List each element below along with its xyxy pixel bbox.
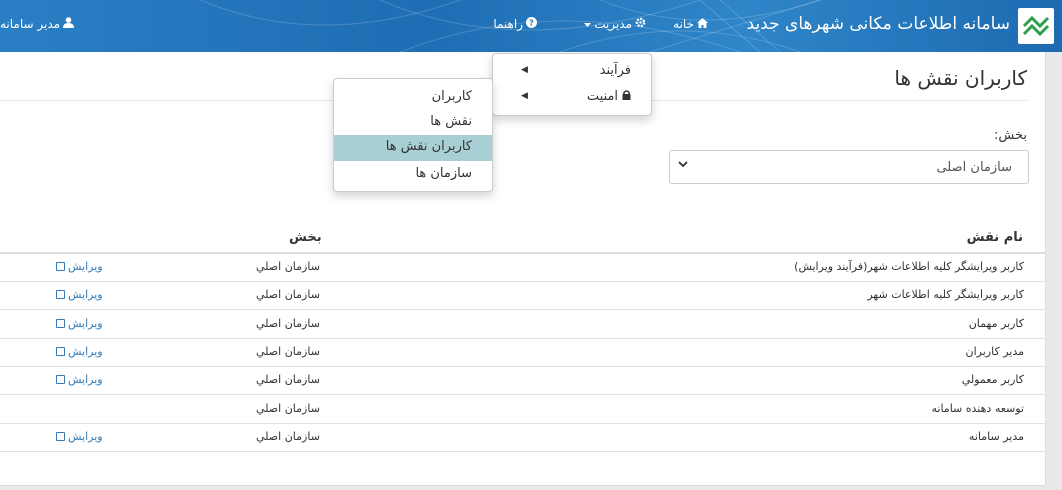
table-row: کاربر ویرایشگر کلیه اطلاعات شهر سازمان اص… <box>0 282 1046 311</box>
edit-icon <box>56 262 65 271</box>
role-name-cell: کاربر ویرایشگر کلیه اطلاعات شهر(فرآیند و… <box>794 260 1024 273</box>
role-name-cell: توسعه دهنده سامانه <box>931 401 1025 415</box>
caret-left-icon: ◀ <box>521 65 528 75</box>
lock-icon <box>622 89 631 104</box>
section-cell: سازمان اصلي <box>256 429 320 443</box>
edit-label: ویرایش <box>68 260 103 273</box>
nav-user-label: مدیر سامانه <box>0 17 61 31</box>
table-row: کاربر مهمان سازمان اصلي ویرایش <box>0 311 1046 339</box>
caret-left-icon: ◀ <box>521 91 528 101</box>
section-cell: سازمان اصلي <box>256 316 320 330</box>
nav-help-label: راهنما <box>493 17 523 31</box>
submenu-item-users[interactable]: کاربران <box>432 89 472 104</box>
column-header-role[interactable]: نام نقش <box>967 230 1023 245</box>
edit-label: ویرایش <box>68 344 103 358</box>
table-row: كاربر معمولي سازمان اصلي ویرایش <box>0 367 1046 396</box>
nav-help[interactable]: ? راهنما <box>493 17 537 31</box>
page-title: کاربران نقش ها <box>894 66 1027 90</box>
submenu-item-organizations[interactable]: سازمان ها <box>415 166 472 181</box>
edit-label: ویرایش <box>68 373 103 387</box>
edit-icon <box>56 346 65 356</box>
chevron-down-icon <box>678 158 688 172</box>
section-cell: سازمان اصلي <box>256 288 320 302</box>
nav-home-label: خانه <box>673 17 694 31</box>
edit-label: ویرایش <box>68 288 103 302</box>
submenu-item-roles[interactable]: نقش ها <box>430 114 472 129</box>
role-name-cell: کاربر مهمان <box>968 316 1024 330</box>
user-icon <box>63 17 75 31</box>
main-panel: کاربران نقش ها بخش: سازمان اصلی نام نقش … <box>0 52 1046 486</box>
column-header-section[interactable]: بخش <box>289 230 322 245</box>
edit-link[interactable]: ویرایش <box>56 430 103 443</box>
edit-link[interactable]: ویرایش <box>56 317 103 330</box>
edit-icon <box>56 290 65 300</box>
logo-icon <box>1022 15 1050 37</box>
edit-link[interactable]: ویرایش <box>56 260 103 273</box>
section-cell: سازمان اصلي <box>256 260 320 273</box>
question-circle-icon: ? <box>526 17 537 31</box>
section-select-value: سازمان اصلی <box>936 160 1012 175</box>
nav-manage[interactable]: مدیریت <box>584 17 646 31</box>
edit-label: ویرایش <box>68 429 103 443</box>
section-label: بخش: <box>994 128 1027 143</box>
role-name-cell: مدير سامانه <box>968 429 1024 443</box>
section-cell: سازمان اصلي <box>256 373 320 387</box>
edit-icon <box>56 318 65 328</box>
section-cell: سازمان اصلي <box>256 401 320 415</box>
edit-icon <box>56 431 65 441</box>
table-row: کاربر ویرایشگر کلیه اطلاعات شهر(فرآیند و… <box>0 254 1046 282</box>
table-row: مدير سامانه سازمان اصلي ویرایش <box>0 424 1046 452</box>
role-name-cell: کاربر ویرایشگر کلیه اطلاعات شهر <box>867 288 1024 302</box>
brand-logo[interactable] <box>1018 8 1054 44</box>
table-row: مدير كاربران سازمان اصلي ویرایش <box>0 339 1046 367</box>
role-name-cell: مدير كاربران <box>965 344 1024 358</box>
home-icon <box>697 17 708 31</box>
menu-item-process-label: فرآیند <box>599 63 631 78</box>
gear-icon <box>635 17 646 31</box>
edit-link[interactable]: ویرایش <box>56 345 103 358</box>
top-navbar: سامانه اطلاعات مکانی شهرهای جدید خانه مد… <box>0 0 1062 52</box>
menu-item-process[interactable]: فرآیند <box>600 63 631 78</box>
submenu-item-user-roles[interactable]: کاربران نقش ها <box>334 135 492 161</box>
edit-icon <box>56 375 65 385</box>
table-row: توسعه دهنده سامانه سازمان اصلي <box>0 396 1046 424</box>
security-submenu: کاربران نقش ها کاربران نقش ها سازمان ها <box>333 78 493 192</box>
nav-user[interactable]: مدیر سامانه <box>0 17 75 31</box>
section-select[interactable]: سازمان اصلی <box>669 150 1029 184</box>
manage-dropdown: فرآیند ◀ امنیت ◀ <box>492 53 652 116</box>
menu-item-security[interactable]: امنیت <box>587 89 631 104</box>
menu-item-security-label: امنیت <box>586 89 618 104</box>
chevron-down-icon <box>584 18 592 31</box>
role-name-cell: كاربر معمولي <box>961 373 1024 387</box>
nav-manage-label: مدیریت <box>594 17 632 31</box>
edit-label: ویرایش <box>68 316 103 330</box>
edit-link[interactable]: ویرایش <box>56 373 103 386</box>
svg-text:?: ? <box>529 19 534 28</box>
brand-title[interactable]: سامانه اطلاعات مکانی شهرهای جدید <box>747 14 1010 34</box>
section-cell: سازمان اصلي <box>256 344 320 358</box>
edit-link[interactable]: ویرایش <box>56 288 103 301</box>
nav-home[interactable]: خانه <box>673 17 708 31</box>
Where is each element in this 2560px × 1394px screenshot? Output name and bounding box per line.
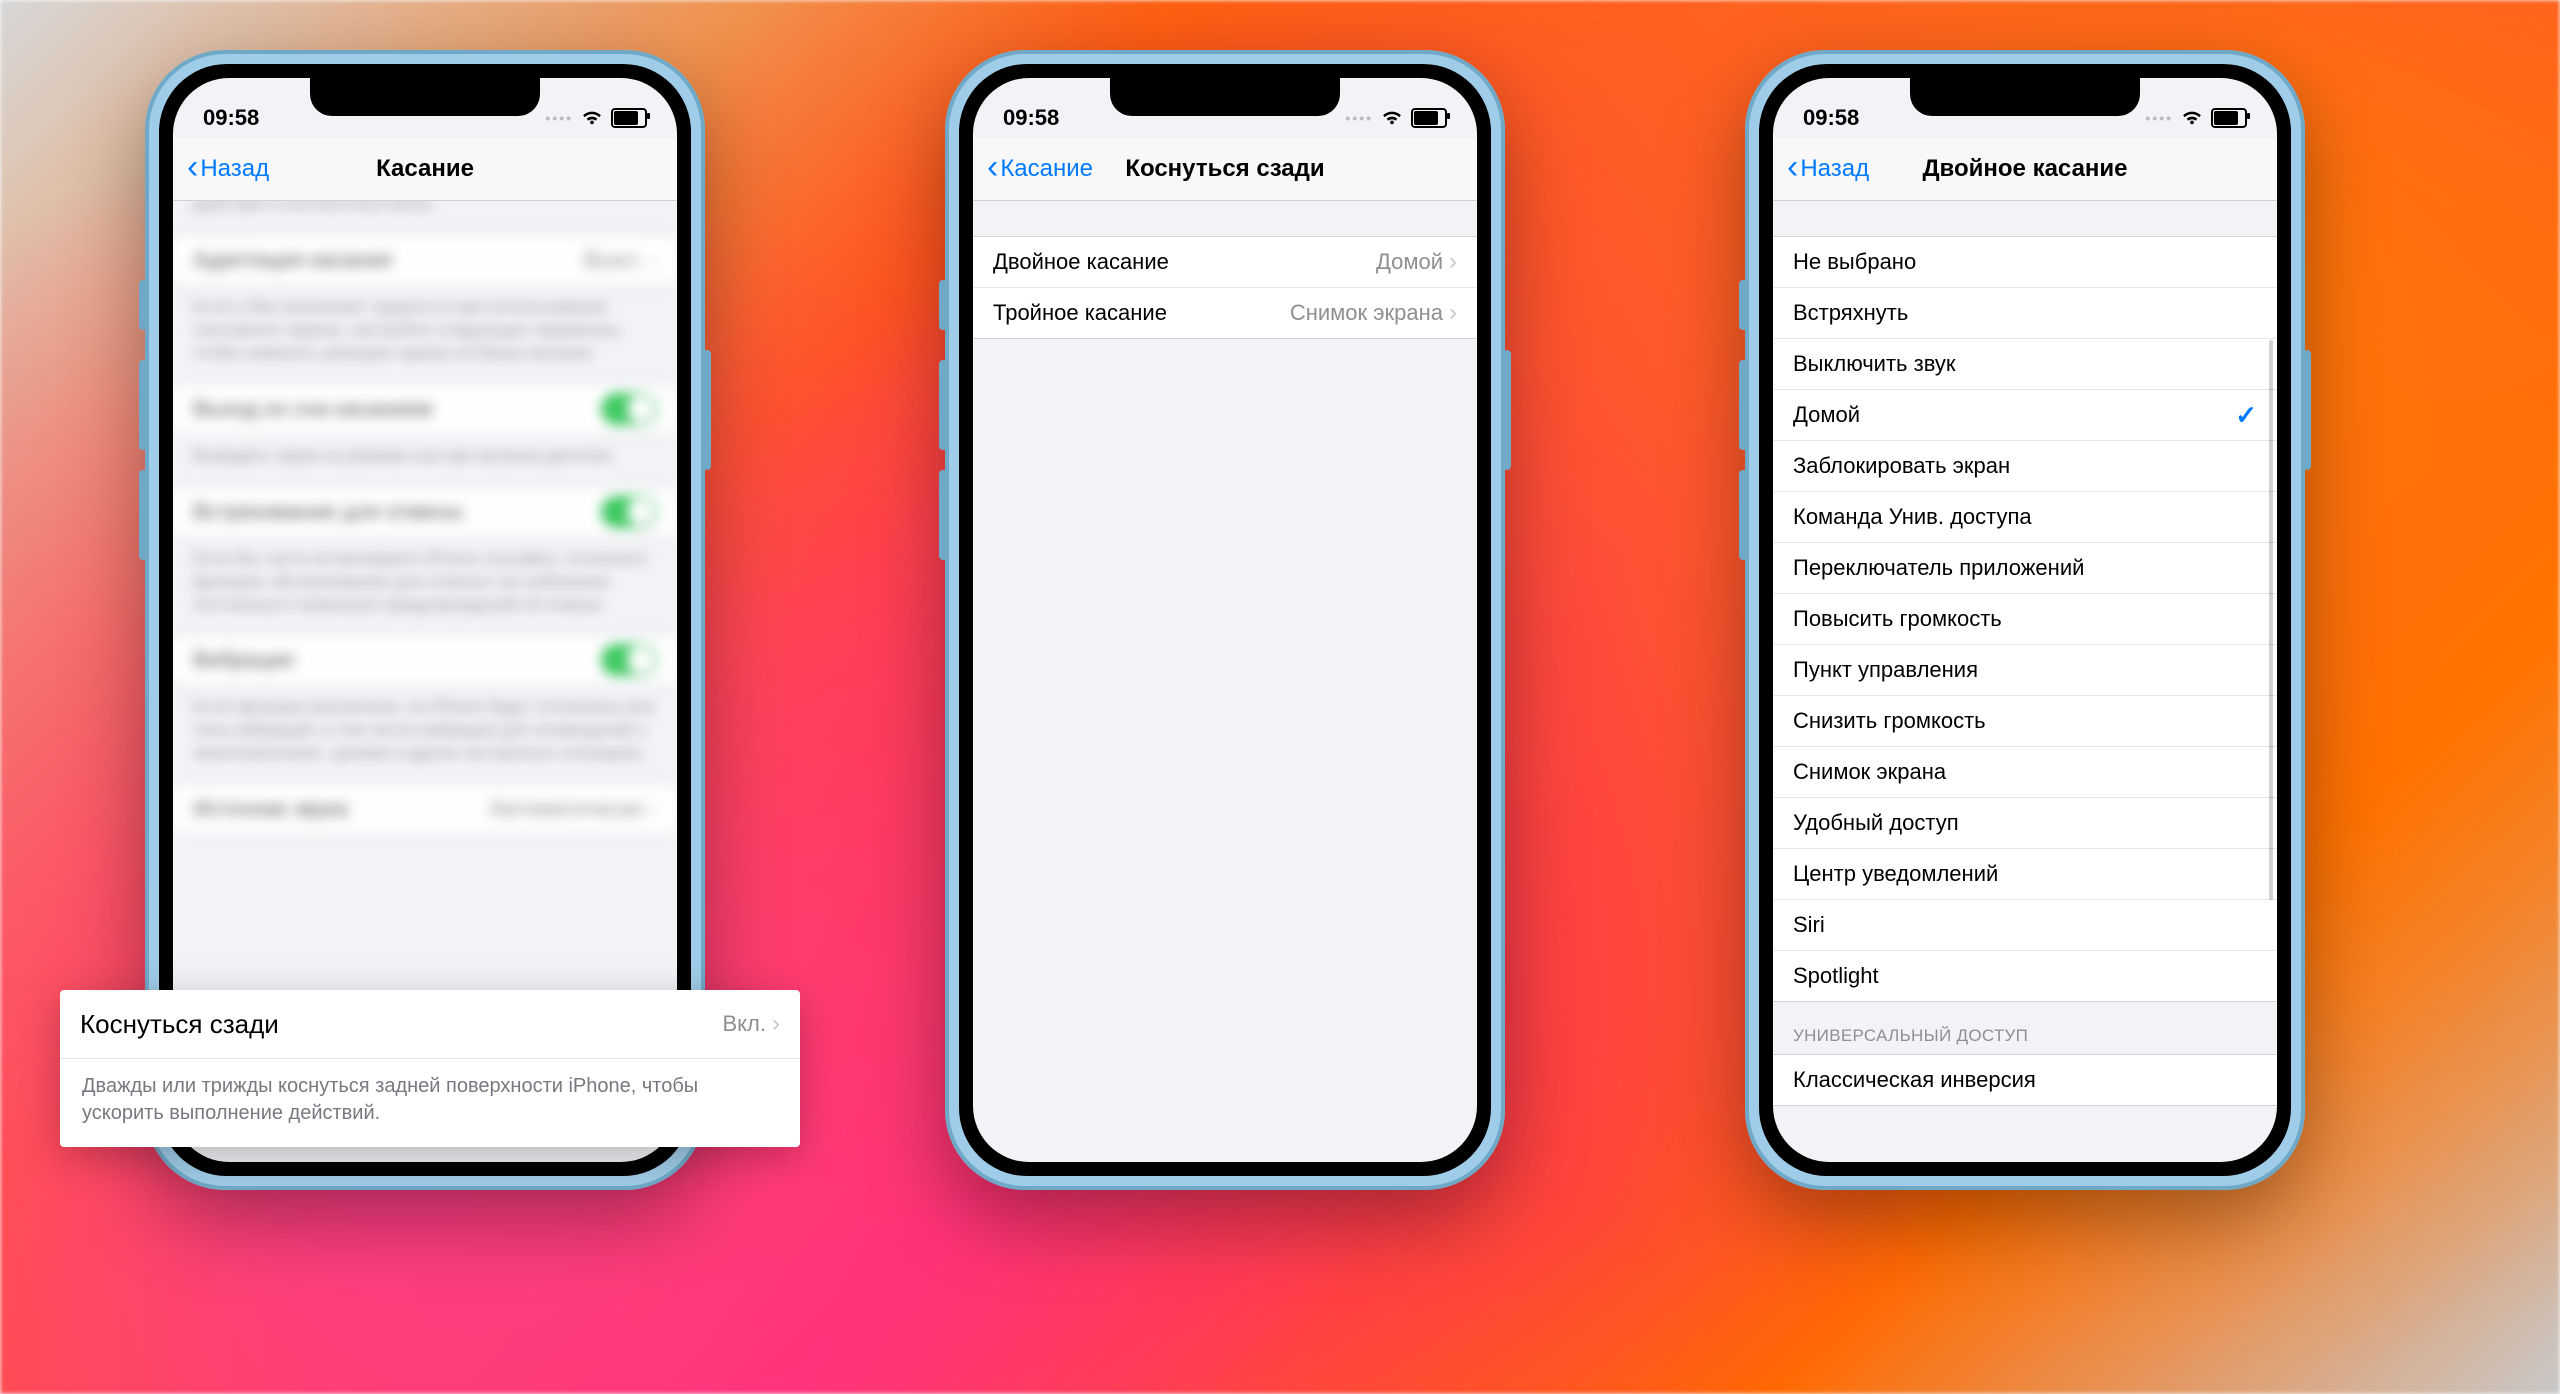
blurred-note: Если у Вас возникают трудности при испол… [173, 286, 677, 383]
option-row[interactable]: Повысить громкость [1773, 594, 2277, 645]
option-row[interactable]: Выключить звук [1773, 339, 2277, 390]
option-label: Не выбрано [1793, 249, 1916, 275]
option-label: Классическая инверсия [1793, 1067, 2036, 1093]
option-row[interactable]: Spotlight [1773, 951, 2277, 1001]
option-row[interactable]: Классическая инверсия [1773, 1055, 2277, 1105]
blurred-row: Выход из сна касанием [173, 384, 677, 434]
option-row[interactable]: Домой ✓ [1773, 390, 2277, 441]
blurred-row: Адаптация касания Выкл.› [173, 235, 677, 285]
option-label: Выключить звук [1793, 351, 1956, 377]
option-label: Повысить громкость [1793, 606, 2002, 632]
volume-up [1739, 360, 1747, 450]
toggle-on-icon [601, 393, 657, 425]
back-tap-value: Вкл. [723, 1011, 767, 1037]
chevron-right-icon: › [1449, 248, 1457, 276]
cellular-icon: •••• [1345, 110, 1373, 126]
volume-down [139, 470, 147, 560]
row-value: Снимок экрана [1290, 300, 1443, 326]
option-row[interactable]: Команда Унив. доступа [1773, 492, 2277, 543]
side-button [1503, 350, 1511, 470]
side-button [703, 350, 711, 470]
wifi-icon [581, 110, 603, 126]
volume-up [139, 360, 147, 450]
row-label: Двойное касание [993, 249, 1169, 275]
back-tap-description: Дважды или трижды коснуться задней повер… [60, 1059, 800, 1147]
volume-up [939, 360, 947, 450]
blurred-note: чтобы отображать предварительный просмот… [173, 200, 677, 234]
back-label: Касание [1000, 155, 1093, 183]
option-label: Заблокировать экран [1793, 453, 2010, 479]
back-button[interactable]: ‹ Назад [173, 155, 269, 183]
notch [310, 78, 540, 116]
back-button[interactable]: ‹ Касание [973, 155, 1093, 183]
option-label: Команда Унив. доступа [1793, 504, 2032, 530]
option-label: Удобный доступ [1793, 810, 1959, 836]
blurred-note: Выводить экран из режима сна при касании… [173, 435, 677, 486]
back-label: Назад [200, 155, 269, 183]
volume-down [1739, 470, 1747, 560]
option-label: Встряхнуть [1793, 300, 1908, 326]
notch [1910, 78, 2140, 116]
battery-icon [1411, 108, 1447, 128]
status-time: 09:58 [1003, 105, 1059, 131]
option-label: Siri [1793, 912, 1825, 938]
blurred-row: Источник звука Автоматически› [173, 784, 677, 834]
phone-frame-2: 09:58 •••• ‹ Касание Коснуться сзади Дво… [945, 50, 1505, 1190]
back-label: Назад [1800, 155, 1869, 183]
row-value: Домой [1376, 249, 1443, 275]
option-row[interactable]: Снизить громкость [1773, 696, 2277, 747]
option-row[interactable]: Пункт управления [1773, 645, 2277, 696]
blurred-note: Если функция выключена, на iPhone будут … [173, 686, 677, 783]
toggle-on-icon [601, 644, 657, 676]
back-tap-label: Коснуться сзади [80, 1009, 279, 1040]
chevron-right-icon: › [772, 1010, 780, 1038]
option-row[interactable]: Снимок экрана [1773, 747, 2277, 798]
mute-switch [939, 280, 947, 330]
option-label: Переключатель приложений [1793, 555, 2084, 581]
triple-tap-row[interactable]: Тройное касание Снимок экрана › [973, 288, 1477, 338]
blurred-row: Встряхивание для отмены [173, 487, 677, 537]
status-time: 09:58 [203, 105, 259, 131]
wifi-icon [2181, 110, 2203, 126]
phone-frame-3: 09:58 •••• ‹ Назад Двойное касание Не вы… [1745, 50, 2305, 1190]
battery-icon [611, 108, 647, 128]
notch [1110, 78, 1340, 116]
callout-back-tap: Коснуться сзади Вкл. › Дважды или трижды… [60, 990, 800, 1147]
option-row[interactable]: Переключатель приложений [1773, 543, 2277, 594]
option-row[interactable]: Заблокировать экран [1773, 441, 2277, 492]
volume-down [939, 470, 947, 560]
back-tap-row[interactable]: Коснуться сзади Вкл. › [60, 990, 800, 1059]
cellular-icon: •••• [545, 110, 573, 126]
option-label: Центр уведомлений [1793, 861, 1998, 887]
option-row[interactable]: Центр уведомлений [1773, 849, 2277, 900]
side-button [2303, 350, 2311, 470]
blurred-note: Если Вы часто встряхиваете iPhone случай… [173, 538, 677, 635]
option-label: Снимок экрана [1793, 759, 1946, 785]
blurred-row: Вибрация [173, 635, 677, 685]
option-label: Spotlight [1793, 963, 1879, 989]
mute-switch [139, 280, 147, 330]
row-label: Тройное касание [993, 300, 1167, 326]
mute-switch [1739, 280, 1747, 330]
option-label: Пункт управления [1793, 657, 1978, 683]
chevron-right-icon: › [1449, 299, 1457, 327]
double-tap-row[interactable]: Двойное касание Домой › [973, 237, 1477, 288]
section-header: УНИВЕРСАЛЬНЫЙ ДОСТУП [1773, 1002, 2277, 1054]
status-time: 09:58 [1803, 105, 1859, 131]
option-row[interactable]: Встряхнуть [1773, 288, 2277, 339]
checkmark-icon: ✓ [2235, 400, 2257, 431]
scroll-indicator[interactable] [2269, 340, 2273, 900]
option-label: Снизить громкость [1793, 708, 1986, 734]
option-label: Домой [1793, 402, 1860, 428]
battery-icon [2211, 108, 2247, 128]
option-row[interactable]: Удобный доступ [1773, 798, 2277, 849]
toggle-on-icon [601, 496, 657, 528]
option-row[interactable]: Не выбрано [1773, 237, 2277, 288]
wifi-icon [1381, 110, 1403, 126]
cellular-icon: •••• [2145, 110, 2173, 126]
back-button[interactable]: ‹ Назад [1773, 155, 1869, 183]
option-row[interactable]: Siri [1773, 900, 2277, 951]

——————————

Rewrite the part that opens with the line containing "blurred-note: Если у" and closes with the line containing "option-label: Не выбрано", swapping "Выключить звук" for "Отключить звук" and leaving everything else unchanged.

ANSWER BELOW |
blurred-note: Если у Вас возникают трудности при испол… [173, 286, 677, 383]
option-row[interactable]: Повысить громкость [1773, 594, 2277, 645]
option-row[interactable]: Отключить звук [1773, 339, 2277, 390]
option-label: Не выбрано [1793, 249, 1916, 275]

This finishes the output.